> **AIM**:
Only the number is needed: how many lines contain the word "interface"?

> **ENTRIES PROVIDED**:
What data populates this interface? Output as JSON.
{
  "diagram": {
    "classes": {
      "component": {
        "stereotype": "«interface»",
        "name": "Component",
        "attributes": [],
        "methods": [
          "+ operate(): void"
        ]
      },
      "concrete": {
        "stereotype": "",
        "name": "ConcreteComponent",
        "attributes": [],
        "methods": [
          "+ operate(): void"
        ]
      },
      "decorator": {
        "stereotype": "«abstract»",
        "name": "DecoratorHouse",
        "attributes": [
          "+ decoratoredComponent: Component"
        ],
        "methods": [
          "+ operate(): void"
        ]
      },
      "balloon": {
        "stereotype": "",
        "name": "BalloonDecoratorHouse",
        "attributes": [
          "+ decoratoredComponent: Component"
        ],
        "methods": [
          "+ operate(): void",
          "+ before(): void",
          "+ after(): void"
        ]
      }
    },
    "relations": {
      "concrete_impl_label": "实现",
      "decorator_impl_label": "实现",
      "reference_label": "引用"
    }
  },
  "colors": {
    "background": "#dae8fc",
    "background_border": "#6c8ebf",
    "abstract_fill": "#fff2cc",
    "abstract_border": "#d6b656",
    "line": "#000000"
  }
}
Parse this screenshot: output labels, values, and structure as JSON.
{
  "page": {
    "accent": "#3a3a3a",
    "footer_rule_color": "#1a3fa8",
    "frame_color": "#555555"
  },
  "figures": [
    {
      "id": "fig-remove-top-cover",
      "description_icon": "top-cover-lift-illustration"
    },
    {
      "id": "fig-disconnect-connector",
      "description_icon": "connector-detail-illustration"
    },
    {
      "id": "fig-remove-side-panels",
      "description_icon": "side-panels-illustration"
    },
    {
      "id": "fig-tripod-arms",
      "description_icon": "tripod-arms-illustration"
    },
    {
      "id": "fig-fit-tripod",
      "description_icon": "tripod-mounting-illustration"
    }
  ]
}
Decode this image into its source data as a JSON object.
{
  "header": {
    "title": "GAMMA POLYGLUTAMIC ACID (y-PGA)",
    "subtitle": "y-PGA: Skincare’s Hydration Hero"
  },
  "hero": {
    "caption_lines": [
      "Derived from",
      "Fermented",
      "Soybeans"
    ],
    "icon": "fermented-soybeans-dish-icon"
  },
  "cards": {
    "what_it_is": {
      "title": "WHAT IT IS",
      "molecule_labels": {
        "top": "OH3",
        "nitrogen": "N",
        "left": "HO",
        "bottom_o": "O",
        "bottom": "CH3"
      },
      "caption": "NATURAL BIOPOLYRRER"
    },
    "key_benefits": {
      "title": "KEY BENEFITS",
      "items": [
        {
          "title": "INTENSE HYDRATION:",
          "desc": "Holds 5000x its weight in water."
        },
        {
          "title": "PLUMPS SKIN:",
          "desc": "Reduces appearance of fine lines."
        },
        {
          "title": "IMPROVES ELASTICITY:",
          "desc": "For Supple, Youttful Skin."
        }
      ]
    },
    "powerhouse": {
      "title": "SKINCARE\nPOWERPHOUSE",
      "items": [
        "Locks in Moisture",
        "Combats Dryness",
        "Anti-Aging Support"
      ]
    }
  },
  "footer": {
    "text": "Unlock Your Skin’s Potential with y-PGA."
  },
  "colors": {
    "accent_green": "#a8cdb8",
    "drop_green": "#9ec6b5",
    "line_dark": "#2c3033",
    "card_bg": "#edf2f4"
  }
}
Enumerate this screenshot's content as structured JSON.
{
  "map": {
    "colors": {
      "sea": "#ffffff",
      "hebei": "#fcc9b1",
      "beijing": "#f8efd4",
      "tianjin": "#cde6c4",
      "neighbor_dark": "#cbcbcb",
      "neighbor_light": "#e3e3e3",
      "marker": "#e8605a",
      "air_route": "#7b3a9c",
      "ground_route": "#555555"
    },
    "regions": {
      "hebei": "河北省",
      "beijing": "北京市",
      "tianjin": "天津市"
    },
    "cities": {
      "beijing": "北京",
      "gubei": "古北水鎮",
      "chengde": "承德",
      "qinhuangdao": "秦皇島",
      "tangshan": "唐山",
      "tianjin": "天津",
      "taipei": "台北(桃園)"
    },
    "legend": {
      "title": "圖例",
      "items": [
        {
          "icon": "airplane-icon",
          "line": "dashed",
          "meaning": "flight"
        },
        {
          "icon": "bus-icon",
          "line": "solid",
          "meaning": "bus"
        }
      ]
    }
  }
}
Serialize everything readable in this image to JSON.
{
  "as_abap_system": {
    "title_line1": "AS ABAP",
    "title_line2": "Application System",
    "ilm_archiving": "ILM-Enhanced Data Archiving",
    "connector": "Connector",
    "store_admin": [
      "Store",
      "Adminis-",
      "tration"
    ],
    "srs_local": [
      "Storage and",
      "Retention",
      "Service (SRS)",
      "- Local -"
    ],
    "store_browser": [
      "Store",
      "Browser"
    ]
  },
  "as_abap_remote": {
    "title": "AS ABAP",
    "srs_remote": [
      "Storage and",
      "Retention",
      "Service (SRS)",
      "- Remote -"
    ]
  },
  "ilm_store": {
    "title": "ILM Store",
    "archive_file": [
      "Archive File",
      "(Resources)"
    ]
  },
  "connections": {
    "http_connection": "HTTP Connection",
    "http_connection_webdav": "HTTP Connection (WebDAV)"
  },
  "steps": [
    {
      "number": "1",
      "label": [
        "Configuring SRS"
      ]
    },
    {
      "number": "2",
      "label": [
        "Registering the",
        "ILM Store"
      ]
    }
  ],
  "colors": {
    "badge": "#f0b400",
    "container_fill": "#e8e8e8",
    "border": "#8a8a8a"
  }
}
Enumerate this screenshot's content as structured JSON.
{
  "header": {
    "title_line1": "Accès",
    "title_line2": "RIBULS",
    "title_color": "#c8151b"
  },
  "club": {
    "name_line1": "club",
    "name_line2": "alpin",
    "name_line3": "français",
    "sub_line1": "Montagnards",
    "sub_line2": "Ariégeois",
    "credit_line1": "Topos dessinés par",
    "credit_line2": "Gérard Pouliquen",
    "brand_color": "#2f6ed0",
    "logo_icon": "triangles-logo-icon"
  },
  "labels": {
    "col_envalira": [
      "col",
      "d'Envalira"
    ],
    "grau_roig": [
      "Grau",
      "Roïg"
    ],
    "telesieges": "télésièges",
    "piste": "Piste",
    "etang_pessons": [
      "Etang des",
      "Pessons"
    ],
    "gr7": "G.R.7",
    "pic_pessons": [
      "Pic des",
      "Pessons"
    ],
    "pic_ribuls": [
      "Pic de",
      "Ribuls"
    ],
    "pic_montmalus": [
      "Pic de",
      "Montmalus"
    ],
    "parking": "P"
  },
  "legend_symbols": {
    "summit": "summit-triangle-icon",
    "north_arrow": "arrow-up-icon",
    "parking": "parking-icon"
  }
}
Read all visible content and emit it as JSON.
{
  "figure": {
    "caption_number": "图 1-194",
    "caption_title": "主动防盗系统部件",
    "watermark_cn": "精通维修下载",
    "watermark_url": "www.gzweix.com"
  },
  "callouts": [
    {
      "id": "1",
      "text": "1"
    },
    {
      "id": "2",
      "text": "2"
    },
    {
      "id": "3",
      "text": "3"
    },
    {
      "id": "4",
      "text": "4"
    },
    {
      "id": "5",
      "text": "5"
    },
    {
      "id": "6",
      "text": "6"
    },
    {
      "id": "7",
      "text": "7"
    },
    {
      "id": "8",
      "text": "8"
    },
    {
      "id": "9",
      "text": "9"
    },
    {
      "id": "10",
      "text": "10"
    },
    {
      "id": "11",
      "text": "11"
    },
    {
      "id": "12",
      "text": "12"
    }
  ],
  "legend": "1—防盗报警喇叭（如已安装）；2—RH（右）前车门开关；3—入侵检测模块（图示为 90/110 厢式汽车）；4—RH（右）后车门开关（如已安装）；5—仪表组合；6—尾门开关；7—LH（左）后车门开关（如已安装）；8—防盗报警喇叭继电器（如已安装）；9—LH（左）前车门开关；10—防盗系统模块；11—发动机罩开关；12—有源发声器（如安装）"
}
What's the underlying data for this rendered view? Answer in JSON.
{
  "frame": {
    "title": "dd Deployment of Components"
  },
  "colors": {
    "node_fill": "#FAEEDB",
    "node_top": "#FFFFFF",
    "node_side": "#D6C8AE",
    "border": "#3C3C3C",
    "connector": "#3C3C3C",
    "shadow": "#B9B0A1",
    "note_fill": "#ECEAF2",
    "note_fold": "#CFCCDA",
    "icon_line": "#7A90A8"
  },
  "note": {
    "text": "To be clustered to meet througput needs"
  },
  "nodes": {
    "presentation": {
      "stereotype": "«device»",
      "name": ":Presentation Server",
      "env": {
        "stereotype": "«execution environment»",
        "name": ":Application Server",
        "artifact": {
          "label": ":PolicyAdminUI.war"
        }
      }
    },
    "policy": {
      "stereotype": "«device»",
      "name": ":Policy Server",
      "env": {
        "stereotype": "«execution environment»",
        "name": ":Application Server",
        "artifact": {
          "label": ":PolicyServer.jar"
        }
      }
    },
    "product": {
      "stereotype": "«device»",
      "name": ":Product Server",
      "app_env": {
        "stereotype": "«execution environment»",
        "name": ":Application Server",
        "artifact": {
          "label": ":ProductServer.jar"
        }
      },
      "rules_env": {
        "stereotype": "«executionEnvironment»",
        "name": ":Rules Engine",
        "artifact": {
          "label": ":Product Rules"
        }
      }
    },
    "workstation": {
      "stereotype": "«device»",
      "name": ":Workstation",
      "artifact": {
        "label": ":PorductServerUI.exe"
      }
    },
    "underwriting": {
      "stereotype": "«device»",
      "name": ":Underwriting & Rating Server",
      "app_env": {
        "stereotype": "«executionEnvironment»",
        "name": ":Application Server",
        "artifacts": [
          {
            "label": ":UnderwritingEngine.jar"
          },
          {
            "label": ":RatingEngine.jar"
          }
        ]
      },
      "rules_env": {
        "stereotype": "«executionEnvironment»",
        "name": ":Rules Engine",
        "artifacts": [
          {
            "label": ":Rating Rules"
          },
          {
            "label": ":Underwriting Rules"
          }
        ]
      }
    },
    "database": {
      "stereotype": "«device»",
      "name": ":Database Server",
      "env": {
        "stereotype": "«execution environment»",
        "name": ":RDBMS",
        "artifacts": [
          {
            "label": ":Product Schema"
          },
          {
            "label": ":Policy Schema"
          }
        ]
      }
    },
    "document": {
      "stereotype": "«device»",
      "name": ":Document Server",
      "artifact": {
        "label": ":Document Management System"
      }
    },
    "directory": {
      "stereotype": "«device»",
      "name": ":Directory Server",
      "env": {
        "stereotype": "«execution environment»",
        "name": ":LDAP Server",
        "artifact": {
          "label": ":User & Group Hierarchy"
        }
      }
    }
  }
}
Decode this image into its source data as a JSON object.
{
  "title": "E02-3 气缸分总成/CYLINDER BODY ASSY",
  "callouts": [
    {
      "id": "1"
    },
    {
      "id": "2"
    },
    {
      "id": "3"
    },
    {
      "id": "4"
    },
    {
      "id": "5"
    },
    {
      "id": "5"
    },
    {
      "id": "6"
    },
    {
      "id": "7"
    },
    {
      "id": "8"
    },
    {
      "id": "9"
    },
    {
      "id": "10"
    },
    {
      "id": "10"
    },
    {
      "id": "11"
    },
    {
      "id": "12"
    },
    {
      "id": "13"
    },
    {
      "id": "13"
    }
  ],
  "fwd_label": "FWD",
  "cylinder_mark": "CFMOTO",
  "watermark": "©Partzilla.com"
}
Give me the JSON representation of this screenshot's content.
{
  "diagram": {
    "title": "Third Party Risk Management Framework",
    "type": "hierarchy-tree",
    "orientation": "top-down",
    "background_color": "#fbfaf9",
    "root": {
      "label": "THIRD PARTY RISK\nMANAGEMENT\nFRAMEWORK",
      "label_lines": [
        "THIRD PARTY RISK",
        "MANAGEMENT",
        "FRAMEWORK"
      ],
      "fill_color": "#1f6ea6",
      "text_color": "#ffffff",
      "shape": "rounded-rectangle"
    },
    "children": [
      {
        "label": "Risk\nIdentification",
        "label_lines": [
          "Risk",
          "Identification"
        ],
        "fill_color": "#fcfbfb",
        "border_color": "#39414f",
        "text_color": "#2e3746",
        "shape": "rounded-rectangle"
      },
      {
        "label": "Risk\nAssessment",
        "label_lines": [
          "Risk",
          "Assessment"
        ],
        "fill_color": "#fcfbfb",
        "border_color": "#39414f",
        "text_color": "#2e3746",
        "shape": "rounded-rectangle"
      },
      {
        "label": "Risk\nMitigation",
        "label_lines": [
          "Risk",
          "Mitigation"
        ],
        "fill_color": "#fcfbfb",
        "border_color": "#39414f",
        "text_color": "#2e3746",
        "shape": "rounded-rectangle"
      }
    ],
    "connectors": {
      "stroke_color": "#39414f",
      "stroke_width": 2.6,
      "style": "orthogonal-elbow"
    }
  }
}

> **COMPLETE RESPONSE**:
2